>> BEGIN Supplied data

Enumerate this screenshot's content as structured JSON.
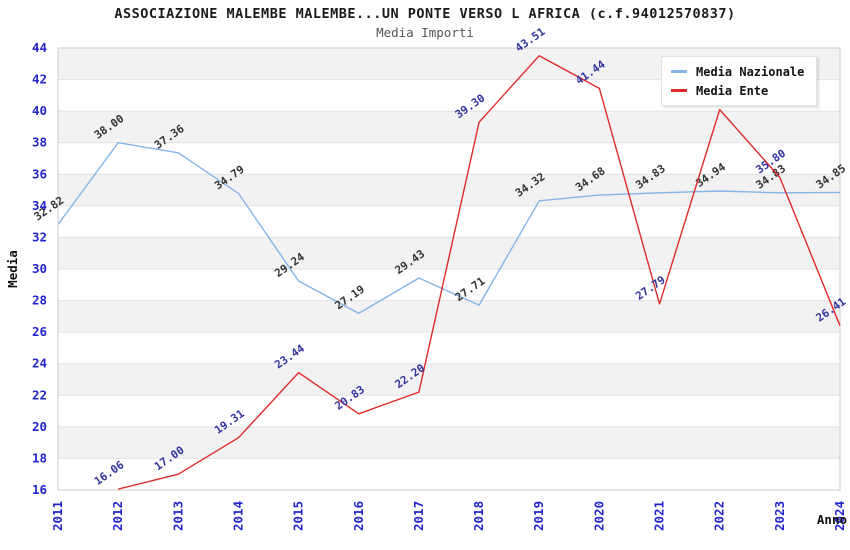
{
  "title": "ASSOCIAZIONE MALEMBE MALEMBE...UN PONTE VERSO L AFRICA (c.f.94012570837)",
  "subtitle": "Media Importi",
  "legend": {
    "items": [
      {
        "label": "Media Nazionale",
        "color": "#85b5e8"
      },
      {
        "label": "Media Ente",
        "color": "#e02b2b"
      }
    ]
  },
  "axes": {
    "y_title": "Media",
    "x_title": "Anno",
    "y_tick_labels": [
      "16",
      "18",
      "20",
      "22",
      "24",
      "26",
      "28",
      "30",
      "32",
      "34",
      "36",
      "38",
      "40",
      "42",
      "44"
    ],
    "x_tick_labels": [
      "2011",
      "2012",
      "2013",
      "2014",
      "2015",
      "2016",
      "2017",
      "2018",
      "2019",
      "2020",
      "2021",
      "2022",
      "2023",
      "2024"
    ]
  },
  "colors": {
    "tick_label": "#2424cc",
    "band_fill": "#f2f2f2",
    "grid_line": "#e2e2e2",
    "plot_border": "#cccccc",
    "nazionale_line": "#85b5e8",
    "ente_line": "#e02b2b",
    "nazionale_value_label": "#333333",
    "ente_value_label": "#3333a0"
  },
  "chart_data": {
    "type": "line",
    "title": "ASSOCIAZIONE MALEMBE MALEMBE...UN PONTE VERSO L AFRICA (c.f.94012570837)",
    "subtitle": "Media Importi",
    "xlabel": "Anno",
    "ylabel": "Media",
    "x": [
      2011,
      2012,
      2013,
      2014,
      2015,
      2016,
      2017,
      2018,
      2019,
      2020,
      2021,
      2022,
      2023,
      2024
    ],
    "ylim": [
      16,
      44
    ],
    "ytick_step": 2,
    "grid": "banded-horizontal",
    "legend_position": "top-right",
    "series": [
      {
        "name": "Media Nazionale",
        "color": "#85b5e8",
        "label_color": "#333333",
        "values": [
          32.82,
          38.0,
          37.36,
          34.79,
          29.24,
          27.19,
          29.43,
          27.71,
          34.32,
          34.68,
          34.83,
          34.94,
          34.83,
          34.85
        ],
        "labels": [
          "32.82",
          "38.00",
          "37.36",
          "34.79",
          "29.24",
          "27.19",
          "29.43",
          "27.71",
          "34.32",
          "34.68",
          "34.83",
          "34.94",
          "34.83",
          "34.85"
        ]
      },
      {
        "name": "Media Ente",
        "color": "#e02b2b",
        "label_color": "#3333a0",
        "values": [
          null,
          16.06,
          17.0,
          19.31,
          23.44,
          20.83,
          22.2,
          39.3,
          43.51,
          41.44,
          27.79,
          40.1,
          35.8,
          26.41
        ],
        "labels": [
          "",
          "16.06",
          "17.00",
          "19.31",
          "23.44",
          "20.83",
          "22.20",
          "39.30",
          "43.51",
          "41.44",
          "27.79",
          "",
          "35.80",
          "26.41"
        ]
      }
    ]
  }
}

>> END Supplied data

What is expected
Write the records out again in full, exactly, and skip every picture.

Task response
Enumerate this screenshot's content as structured JSON.
{
  "title": "ASSOCIAZIONE MALEMBE MALEMBE...UN PONTE VERSO L AFRICA (c.f.94012570837)",
  "subtitle": "Media Importi",
  "legend": {
    "items": [
      {
        "label": "Media Nazionale",
        "color": "#85b5e8"
      },
      {
        "label": "Media Ente",
        "color": "#e02b2b"
      }
    ]
  },
  "axes": {
    "y_title": "Media",
    "x_title": "Anno",
    "y_tick_labels": [
      "16",
      "18",
      "20",
      "22",
      "24",
      "26",
      "28",
      "30",
      "32",
      "34",
      "36",
      "38",
      "40",
      "42",
      "44"
    ],
    "x_tick_labels": [
      "2011",
      "2012",
      "2013",
      "2014",
      "2015",
      "2016",
      "2017",
      "2018",
      "2019",
      "2020",
      "2021",
      "2022",
      "2023",
      "2024"
    ]
  },
  "colors": {
    "tick_label": "#2424cc",
    "band_fill": "#f2f2f2",
    "grid_line": "#e2e2e2",
    "plot_border": "#cccccc",
    "nazionale_line": "#85b5e8",
    "ente_line": "#e02b2b",
    "nazionale_value_label": "#333333",
    "ente_value_label": "#3333a0"
  },
  "chart_data": {
    "type": "line",
    "title": "ASSOCIAZIONE MALEMBE MALEMBE...UN PONTE VERSO L AFRICA (c.f.94012570837)",
    "subtitle": "Media Importi",
    "xlabel": "Anno",
    "ylabel": "Media",
    "x": [
      2011,
      2012,
      2013,
      2014,
      2015,
      2016,
      2017,
      2018,
      2019,
      2020,
      2021,
      2022,
      2023,
      2024
    ],
    "ylim": [
      16,
      44
    ],
    "ytick_step": 2,
    "grid": "banded-horizontal",
    "legend_position": "top-right",
    "series": [
      {
        "name": "Media Nazionale",
        "color": "#85b5e8",
        "label_color": "#333333",
        "values": [
          32.82,
          38.0,
          37.36,
          34.79,
          29.24,
          27.19,
          29.43,
          27.71,
          34.32,
          34.68,
          34.83,
          34.94,
          34.83,
          34.85
        ],
        "labels": [
          "32.82",
          "38.00",
          "37.36",
          "34.79",
          "29.24",
          "27.19",
          "29.43",
          "27.71",
          "34.32",
          "34.68",
          "34.83",
          "34.94",
          "34.83",
          "34.85"
        ]
      },
      {
        "name": "Media Ente",
        "color": "#e02b2b",
        "label_color": "#3333a0",
        "values": [
          null,
          16.06,
          17.0,
          19.31,
          23.44,
          20.83,
          22.2,
          39.3,
          43.51,
          41.44,
          27.79,
          40.1,
          35.8,
          26.41
        ],
        "labels": [
          "",
          "16.06",
          "17.00",
          "19.31",
          "23.44",
          "20.83",
          "22.20",
          "39.30",
          "43.51",
          "41.44",
          "27.79",
          "",
          "35.80",
          "26.41"
        ]
      }
    ]
  }
}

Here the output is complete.